── Data for the task ──
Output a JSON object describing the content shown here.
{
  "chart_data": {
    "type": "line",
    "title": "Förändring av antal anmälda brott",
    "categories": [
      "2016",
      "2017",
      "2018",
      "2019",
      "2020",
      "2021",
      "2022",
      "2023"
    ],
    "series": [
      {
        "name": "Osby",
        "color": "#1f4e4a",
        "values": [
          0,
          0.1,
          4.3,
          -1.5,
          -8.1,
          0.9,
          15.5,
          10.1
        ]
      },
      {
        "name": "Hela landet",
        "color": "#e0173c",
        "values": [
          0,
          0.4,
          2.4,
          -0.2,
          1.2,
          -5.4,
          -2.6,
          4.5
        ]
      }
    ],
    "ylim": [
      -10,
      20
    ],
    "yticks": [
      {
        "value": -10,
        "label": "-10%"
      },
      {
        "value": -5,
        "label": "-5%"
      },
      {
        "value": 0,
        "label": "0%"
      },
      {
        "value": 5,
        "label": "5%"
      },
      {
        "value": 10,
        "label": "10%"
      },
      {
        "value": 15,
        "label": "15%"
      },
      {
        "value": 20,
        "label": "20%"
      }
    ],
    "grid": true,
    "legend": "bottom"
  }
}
───
- **Aim**
Every entry must be output again, exactly as written above.

- **The solution**
Output a JSON object describing the content shown here.
{
  "chart_data": {
    "type": "line",
    "title": "Förändring av antal anmälda brott",
    "categories": [
      "2016",
      "2017",
      "2018",
      "2019",
      "2020",
      "2021",
      "2022",
      "2023"
    ],
    "series": [
      {
        "name": "Osby",
        "color": "#1f4e4a",
        "values": [
          0,
          0.1,
          4.3,
          -1.5,
          -8.1,
          0.9,
          15.5,
          10.1
        ]
      },
      {
        "name": "Hela landet",
        "color": "#e0173c",
        "values": [
          0,
          0.4,
          2.4,
          -0.2,
          1.2,
          -5.4,
          -2.6,
          4.5
        ]
      }
    ],
    "ylim": [
      -10,
      20
    ],
    "yticks": [
      {
        "value": -10,
        "label": "-10%"
      },
      {
        "value": -5,
        "label": "-5%"
      },
      {
        "value": 0,
        "label": "0%"
      },
      {
        "value": 5,
        "label": "5%"
      },
      {
        "value": 10,
        "label": "10%"
      },
      {
        "value": 15,
        "label": "15%"
      },
      {
        "value": 20,
        "label": "20%"
      }
    ],
    "grid": true,
    "legend": "bottom"
  }
}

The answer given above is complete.